Begin DATA FOR THE TASK
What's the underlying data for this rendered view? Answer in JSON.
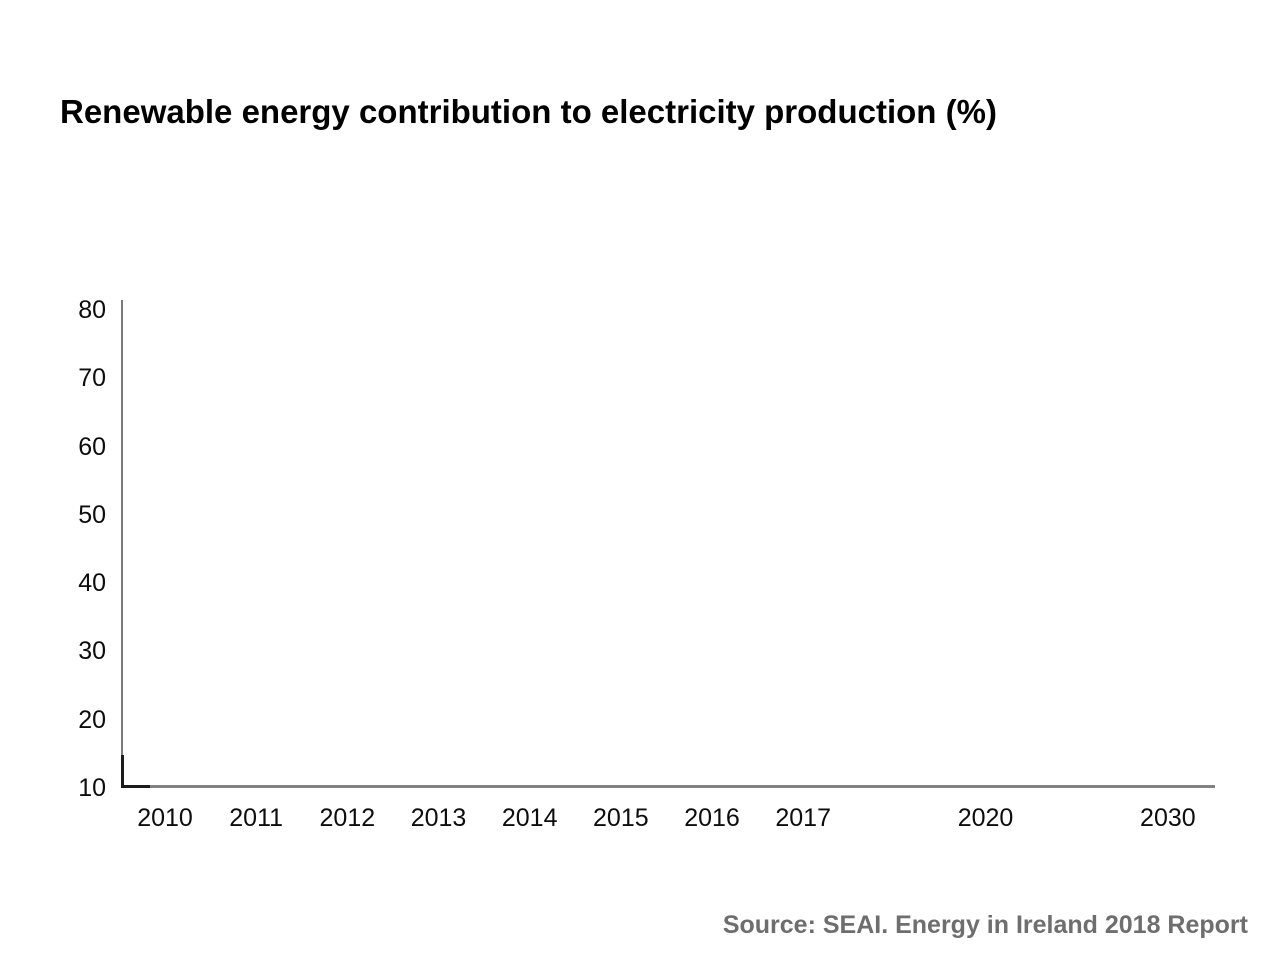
{
  "title": "Renewable energy contribution to electricity production (%)",
  "source_note": "Source: SEAI. Energy in Ireland 2018 Report",
  "colors": {
    "background": "#ffffff",
    "title_text": "#000000",
    "axis_line": "#7b7b7b",
    "axis_corner_segment": "#1b1b1b",
    "tick_label_text": "#0d0d0d",
    "source_text": "#6e6e6e"
  },
  "chart_data": {
    "type": "line",
    "title": "Renewable energy contribution to electricity production (%)",
    "xlabel": "",
    "ylabel": "",
    "x_categories": [
      "2010",
      "2011",
      "2012",
      "2013",
      "2014",
      "2015",
      "2016",
      "2017",
      "2020",
      "2030"
    ],
    "y_tick_labels": [
      "80",
      "70",
      "60",
      "50",
      "40",
      "30",
      "20",
      "10"
    ],
    "y_ticks": [
      80,
      70,
      60,
      50,
      40,
      30,
      20,
      10
    ],
    "ylim": [
      10,
      80
    ],
    "grid": false,
    "legend": false,
    "series": [],
    "visible_data_points": "none - empty axes only, no plotted series visible"
  }
}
End DATA FOR THE TASK
• _JOB_:
All of the lines above should be retyped precisely, apart from the pictures.

• _CORRECT OUTPUT_:
What's the underlying data for this rendered view? Answer in JSON.
{
  "title": "Renewable energy contribution to electricity production (%)",
  "source_note": "Source: SEAI. Energy in Ireland 2018 Report",
  "colors": {
    "background": "#ffffff",
    "title_text": "#000000",
    "axis_line": "#7b7b7b",
    "axis_corner_segment": "#1b1b1b",
    "tick_label_text": "#0d0d0d",
    "source_text": "#6e6e6e"
  },
  "chart_data": {
    "type": "line",
    "title": "Renewable energy contribution to electricity production (%)",
    "xlabel": "",
    "ylabel": "",
    "x_categories": [
      "2010",
      "2011",
      "2012",
      "2013",
      "2014",
      "2015",
      "2016",
      "2017",
      "2020",
      "2030"
    ],
    "y_tick_labels": [
      "80",
      "70",
      "60",
      "50",
      "40",
      "30",
      "20",
      "10"
    ],
    "y_ticks": [
      80,
      70,
      60,
      50,
      40,
      30,
      20,
      10
    ],
    "ylim": [
      10,
      80
    ],
    "grid": false,
    "legend": false,
    "series": [],
    "visible_data_points": "none - empty axes only, no plotted series visible"
  }
}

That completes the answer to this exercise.